§ WHAT YOU WILL DO:
Search the data for the word "Washington". Reproduce every line where it is found.

───── DATA SUPPLIED

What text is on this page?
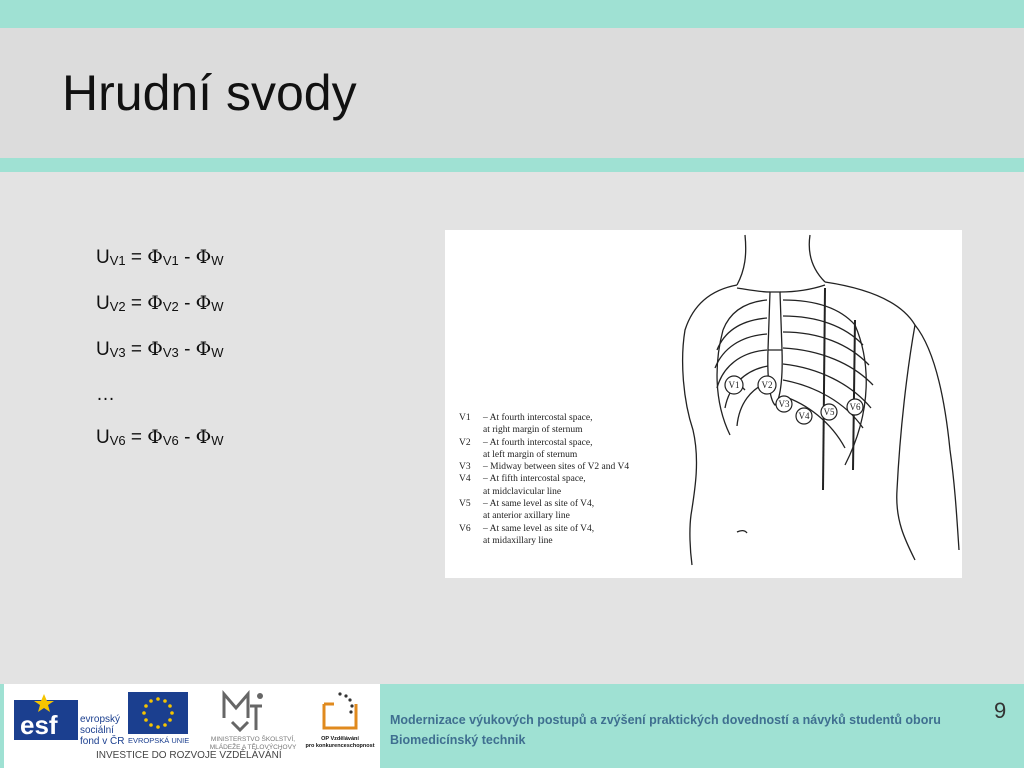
Hrudní svody
$U_{V1} = \Phi_{V1} - \Phi_W$
$U_{V2} = \Phi_{V2} - \Phi_W$
$U_{V3} = \Phi_{V3} - \Phi_W$
…
$U_{V6} = \Phi_{V6} - \Phi_W$
V1 V2
V3
V4 V5 V6
V1 – At fourth intercostal space,
at right margin of sternum
V2 – At fourth intercostal space,
at left margin of sternum
V3 – Midway between sites of V2 and V4
V4 – At fifth intercostal space,
at midclavicular line
V5 – At same level as site of V4,
at anterior axillary line
V6 – At same level as site of V4,
at midaxillary line
esf evropský
sociální
fond v ČR EVROPSKÁ UNIE	MINISTERSTVO ŠKOLSTVÍ,
MLÁDEŽE A TĚLOVÝCHOVY
OP Vzdělávání
pro konkurenceschopnost
INVESTICE DO ROZVOJE VZDĚLÁVÁNÍ
Modernizace výukových postupů a zvýšení praktických dovedností a návyků studentů oboru Biomedicínský technik
9
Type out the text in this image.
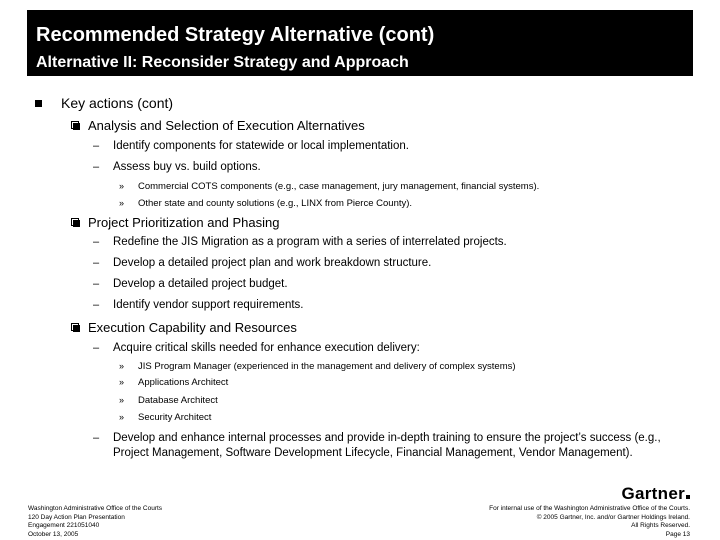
Recommended Strategy Alternative (cont)
Alternative II: Reconsider Strategy and Approach
Key actions (cont)
Analysis and Selection of Execution Alternatives
– Identify components for statewide or local implementation.
– Assess buy vs. build options.
» Commercial COTS components (e.g., case management, jury management, financial systems).
» Other state and county solutions (e.g., LINX from Pierce County).
Project Prioritization and Phasing
– Redefine the JIS Migration as a program with a series of interrelated projects.
– Develop a detailed project plan and work breakdown structure.
– Develop a detailed project budget.
– Identify vendor support requirements.
Execution Capability and Resources
– Acquire critical skills needed for enhance execution delivery:
» JIS Program Manager (experienced in the management and delivery of complex systems)
» Applications Architect
» Database Architect
» Security Architect
– Develop and enhance internal processes and provide in-depth training to ensure the project’s success (e.g., Project Management, Software Development Lifecycle, Financial Management, Vendor Management).
Washington Administrative Office of the Courts
120 Day Action Plan Presentation
Engagement 221051040
October 13, 2005
Gartner
For internal use of the Washington Administrative Office of the Courts.
© 2005 Gartner, Inc. and/or Gartner Holdings Ireland.
All Rights Reserved.
Page 13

──────────

§ THE RESULT:
Washington Administrative Office of the Courts
For internal use of the Washington Administrative Office of the Courts.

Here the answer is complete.